(Dataset entries on figures)
==========
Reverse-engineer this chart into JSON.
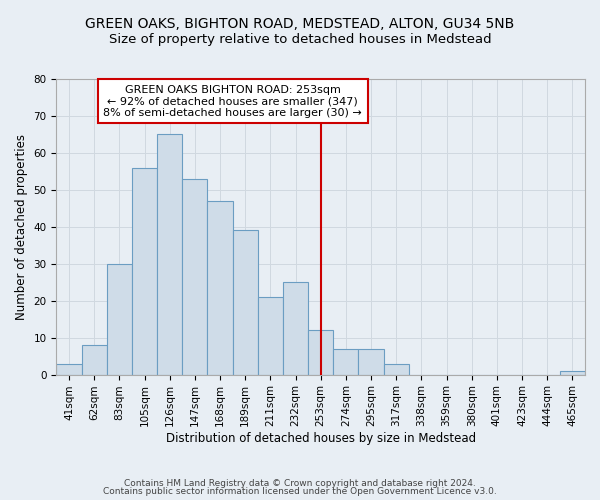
{
  "title": "GREEN OAKS, BIGHTON ROAD, MEDSTEAD, ALTON, GU34 5NB",
  "subtitle": "Size of property relative to detached houses in Medstead",
  "xlabel": "Distribution of detached houses by size in Medstead",
  "ylabel": "Number of detached properties",
  "footer_line1": "Contains HM Land Registry data © Crown copyright and database right 2024.",
  "footer_line2": "Contains public sector information licensed under the Open Government Licence v3.0.",
  "bin_labels": [
    "41sqm",
    "62sqm",
    "83sqm",
    "105sqm",
    "126sqm",
    "147sqm",
    "168sqm",
    "189sqm",
    "211sqm",
    "232sqm",
    "253sqm",
    "274sqm",
    "295sqm",
    "317sqm",
    "338sqm",
    "359sqm",
    "380sqm",
    "401sqm",
    "423sqm",
    "444sqm",
    "465sqm"
  ],
  "bar_heights": [
    3,
    8,
    30,
    56,
    65,
    53,
    47,
    39,
    21,
    25,
    12,
    7,
    7,
    3,
    0,
    0,
    0,
    0,
    0,
    0,
    1
  ],
  "bar_color": "#cfdce8",
  "bar_edge_color": "#6b9dc2",
  "vline_x_index": 10,
  "vline_color": "#cc0000",
  "annotation_text": "GREEN OAKS BIGHTON ROAD: 253sqm\n← 92% of detached houses are smaller (347)\n8% of semi-detached houses are larger (30) →",
  "annotation_box_color": "#ffffff",
  "annotation_box_edge_color": "#cc0000",
  "ylim": [
    0,
    80
  ],
  "yticks": [
    0,
    10,
    20,
    30,
    40,
    50,
    60,
    70,
    80
  ],
  "grid_color": "#d0d8e0",
  "background_color": "#e8eef4",
  "title_fontsize": 10,
  "subtitle_fontsize": 9.5,
  "axis_label_fontsize": 8.5,
  "tick_fontsize": 7.5,
  "annotation_fontsize": 8,
  "footer_fontsize": 6.5
}
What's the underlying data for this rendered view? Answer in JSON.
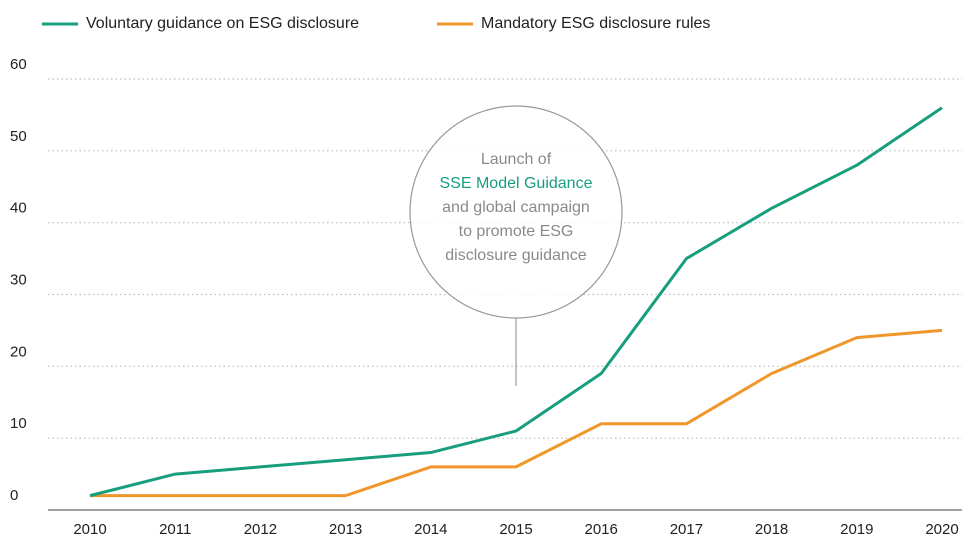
{
  "chart_data": {
    "type": "line",
    "categories": [
      "2010",
      "2011",
      "2012",
      "2013",
      "2014",
      "2015",
      "2016",
      "2017",
      "2018",
      "2019",
      "2020"
    ],
    "series": [
      {
        "name": "Voluntary guidance on ESG disclosure",
        "color": "#179e7e",
        "values": [
          2,
          5,
          6,
          7,
          8,
          11,
          19,
          35,
          42,
          48,
          56
        ]
      },
      {
        "name": "Mandatory ESG disclosure rules",
        "color": "#f0962a",
        "values": [
          2,
          2,
          2,
          2,
          6,
          6,
          12,
          12,
          19,
          24,
          25
        ]
      }
    ],
    "ylim": [
      0,
      60
    ],
    "yticks": [
      0,
      10,
      20,
      30,
      40,
      50,
      60
    ],
    "grid": true,
    "legend": "top-left",
    "annotation": {
      "lines": [
        "Launch of",
        "SSE Model Guidance",
        "and global campaign",
        "to promote ESG",
        "disclosure guidance"
      ],
      "category": "2015"
    }
  }
}
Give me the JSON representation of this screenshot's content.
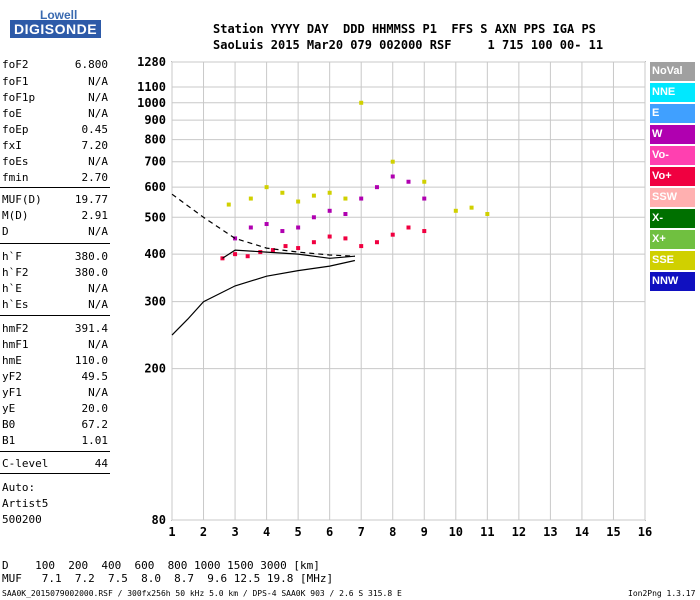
{
  "logo": {
    "brand": "Lowell",
    "product": "DIGISONDE"
  },
  "header": {
    "line1": "Station YYYY DAY  DDD HHMMSS P1  FFS S AXN PPS IGA PS",
    "line2": "SaoLuis 2015 Mar20 079 002000 RSF     1 715 100 00- 11"
  },
  "params": [
    {
      "name": "foF2",
      "value": "6.800"
    },
    {
      "name": "foF1",
      "value": "N/A"
    },
    {
      "name": "foF1p",
      "value": "N/A"
    },
    {
      "name": "foE",
      "value": "N/A"
    },
    {
      "name": "foEp",
      "value": "0.45"
    },
    {
      "name": "fxI",
      "value": "7.20"
    },
    {
      "name": "foEs",
      "value": "N/A"
    },
    {
      "name": "fmin",
      "value": "2.70"
    },
    {
      "name": "MUF(D)",
      "value": "19.77"
    },
    {
      "name": "M(D)",
      "value": "2.91"
    },
    {
      "name": "D",
      "value": "N/A"
    },
    {
      "name": "h`F",
      "value": "380.0"
    },
    {
      "name": "h`F2",
      "value": "380.0"
    },
    {
      "name": "h`E",
      "value": "N/A"
    },
    {
      "name": "h`Es",
      "value": "N/A"
    },
    {
      "name": "hmF2",
      "value": "391.4"
    },
    {
      "name": "hmF1",
      "value": "N/A"
    },
    {
      "name": "hmE",
      "value": "110.0"
    },
    {
      "name": "yF2",
      "value": "49.5"
    },
    {
      "name": "yF1",
      "value": "N/A"
    },
    {
      "name": "yE",
      "value": "20.0"
    },
    {
      "name": "B0",
      "value": "67.2"
    },
    {
      "name": "B1",
      "value": "1.01"
    },
    {
      "name": "C-level",
      "value": "44"
    }
  ],
  "autoscaling": {
    "line1": "Auto:",
    "line2": "Artist5",
    "line3": "500200"
  },
  "legend": [
    {
      "label": "NoVal",
      "color": "#a0a0a0"
    },
    {
      "label": "NNE",
      "color": "#00e8ff"
    },
    {
      "label": "E",
      "color": "#40a0ff"
    },
    {
      "label": "W",
      "color": "#b000b0"
    },
    {
      "label": "Vo-",
      "color": "#ff40b0"
    },
    {
      "label": "Vo+",
      "color": "#f00040"
    },
    {
      "label": "SSW",
      "color": "#ffb0b0"
    },
    {
      "label": "X-",
      "color": "#007000"
    },
    {
      "label": "X+",
      "color": "#70c040"
    },
    {
      "label": "SSE",
      "color": "#d0d000"
    },
    {
      "label": "NNW",
      "color": "#1010c0"
    }
  ],
  "footer": {
    "d_line": "D    100  200  400  600  800 1000 1500 3000 [km]",
    "muf_line": "MUF   7.1  7.2  7.5  8.0  8.7  9.6 12.5 19.8 [MHz]",
    "file_line": "SAA0K_2015079002000.RSF / 300fx256h 50 kHz 5.0 km / DPS-4 SAA0K 903 / 2.6 S 315.8 E",
    "version": "Ion2Png 1.3.17"
  },
  "chart_data": {
    "type": "scatter",
    "title": "",
    "xlabel": "",
    "ylabel": "",
    "x_unit": "MHz",
    "y_unit": "km",
    "xlim": [
      1,
      16
    ],
    "ylim": [
      80,
      1280
    ],
    "y_scale": "log",
    "x_ticks": [
      1,
      2,
      3,
      4,
      5,
      6,
      7,
      8,
      9,
      10,
      11,
      12,
      13,
      14,
      15,
      16
    ],
    "y_ticks": [
      80,
      200,
      300,
      400,
      500,
      600,
      700,
      800,
      900,
      1000,
      1100,
      1280
    ],
    "grid": true,
    "series": [
      {
        "name": "Vo+",
        "color": "#f00040",
        "values": [
          [
            2.6,
            390
          ],
          [
            3.0,
            400
          ],
          [
            3.4,
            395
          ],
          [
            3.8,
            405
          ],
          [
            4.2,
            410
          ],
          [
            4.6,
            420
          ],
          [
            5.0,
            415
          ],
          [
            5.5,
            430
          ],
          [
            6.0,
            445
          ],
          [
            6.5,
            440
          ],
          [
            7.0,
            420
          ],
          [
            7.5,
            430
          ],
          [
            8.0,
            450
          ],
          [
            8.5,
            470
          ],
          [
            9.0,
            460
          ]
        ]
      },
      {
        "name": "W",
        "color": "#b000b0",
        "values": [
          [
            3.0,
            440
          ],
          [
            3.5,
            470
          ],
          [
            4.0,
            480
          ],
          [
            4.5,
            460
          ],
          [
            5.0,
            470
          ],
          [
            5.5,
            500
          ],
          [
            6.0,
            520
          ],
          [
            6.5,
            510
          ],
          [
            7.0,
            560
          ],
          [
            7.5,
            600
          ],
          [
            8.0,
            640
          ],
          [
            8.5,
            620
          ],
          [
            9.0,
            560
          ]
        ]
      },
      {
        "name": "SSE",
        "color": "#d0d000",
        "values": [
          [
            2.8,
            540
          ],
          [
            3.5,
            560
          ],
          [
            4.0,
            600
          ],
          [
            4.5,
            580
          ],
          [
            5.0,
            550
          ],
          [
            5.5,
            570
          ],
          [
            6.0,
            580
          ],
          [
            6.5,
            560
          ],
          [
            7.0,
            1000
          ],
          [
            8.0,
            700
          ],
          [
            9.0,
            620
          ],
          [
            10.0,
            520
          ],
          [
            10.5,
            530
          ],
          [
            11.0,
            510
          ]
        ]
      }
    ],
    "curves": [
      {
        "style": "solid",
        "points": [
          [
            1.0,
            245
          ],
          [
            1.5,
            270
          ],
          [
            2.0,
            300
          ],
          [
            3.0,
            330
          ],
          [
            4.0,
            350
          ],
          [
            5.0,
            362
          ],
          [
            6.0,
            372
          ],
          [
            6.8,
            385
          ]
        ]
      },
      {
        "style": "dashed",
        "points": [
          [
            1.0,
            575
          ],
          [
            2.0,
            500
          ],
          [
            3.0,
            440
          ],
          [
            4.0,
            415
          ],
          [
            5.0,
            405
          ],
          [
            6.0,
            398
          ],
          [
            6.8,
            395
          ]
        ]
      },
      {
        "style": "solid",
        "points": [
          [
            2.6,
            390
          ],
          [
            3.0,
            410
          ],
          [
            4.0,
            405
          ],
          [
            5.0,
            400
          ],
          [
            6.0,
            390
          ],
          [
            6.8,
            395
          ]
        ]
      }
    ]
  }
}
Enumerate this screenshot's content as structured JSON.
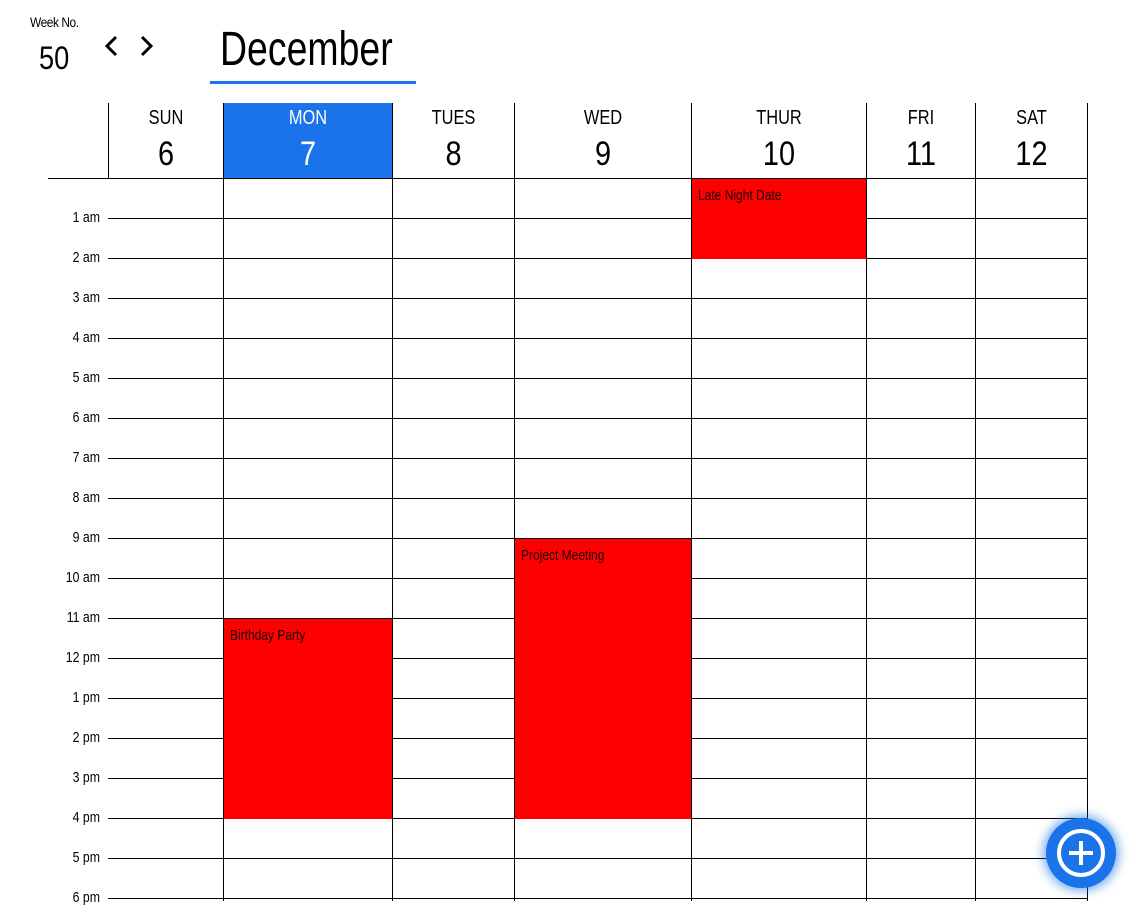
{
  "week": {
    "label": "Week No.",
    "number": "50"
  },
  "month": "December",
  "days": [
    {
      "name": "SUN",
      "date": "6"
    },
    {
      "name": "MON",
      "date": "7"
    },
    {
      "name": "TUES",
      "date": "8"
    },
    {
      "name": "WED",
      "date": "9"
    },
    {
      "name": "THUR",
      "date": "10"
    },
    {
      "name": "FRI",
      "date": "11"
    },
    {
      "name": "SAT",
      "date": "12"
    }
  ],
  "today_index": 1,
  "hours": [
    "1 am",
    "2 am",
    "3 am",
    "4 am",
    "5 am",
    "6 am",
    "7 am",
    "8 am",
    "9 am",
    "10 am",
    "11 am",
    "12 pm",
    "1 pm",
    "2 pm",
    "3 pm",
    "4 pm",
    "5 pm",
    "6 pm"
  ],
  "events": [
    {
      "title": "Late Night Date",
      "day": "THUR",
      "start": "12 am",
      "end": "2 am"
    },
    {
      "title": "Project Meeting",
      "day": "WED",
      "start": "9 am",
      "end": "4 pm"
    },
    {
      "title": "Birthday Party",
      "day": "MON",
      "start": "11 am",
      "end": "4 pm"
    }
  ],
  "colors": {
    "accent": "#1a73e8",
    "event": "#ff0000",
    "grid": "#000000"
  },
  "icons": {
    "prev": "chevron-left-icon",
    "next": "chevron-right-icon",
    "add": "plus-circle-icon"
  }
}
==========
Please copy exactly the lines from the one containing "Enumerate this screenshot's" through the last line of the records above, both included, and leave out any pictures.

REPLY TO THE TASK =
Enumerate this screenshot's content as structured JSON.
{
  "week": {
    "label": "Week No.",
    "number": "50"
  },
  "month": "December",
  "days": [
    {
      "name": "SUN",
      "date": "6"
    },
    {
      "name": "MON",
      "date": "7"
    },
    {
      "name": "TUES",
      "date": "8"
    },
    {
      "name": "WED",
      "date": "9"
    },
    {
      "name": "THUR",
      "date": "10"
    },
    {
      "name": "FRI",
      "date": "11"
    },
    {
      "name": "SAT",
      "date": "12"
    }
  ],
  "today_index": 1,
  "hours": [
    "1 am",
    "2 am",
    "3 am",
    "4 am",
    "5 am",
    "6 am",
    "7 am",
    "8 am",
    "9 am",
    "10 am",
    "11 am",
    "12 pm",
    "1 pm",
    "2 pm",
    "3 pm",
    "4 pm",
    "5 pm",
    "6 pm"
  ],
  "events": [
    {
      "title": "Late Night Date",
      "day": "THUR",
      "start": "12 am",
      "end": "2 am"
    },
    {
      "title": "Project Meeting",
      "day": "WED",
      "start": "9 am",
      "end": "4 pm"
    },
    {
      "title": "Birthday Party",
      "day": "MON",
      "start": "11 am",
      "end": "4 pm"
    }
  ],
  "colors": {
    "accent": "#1a73e8",
    "event": "#ff0000",
    "grid": "#000000"
  },
  "icons": {
    "prev": "chevron-left-icon",
    "next": "chevron-right-icon",
    "add": "plus-circle-icon"
  }
}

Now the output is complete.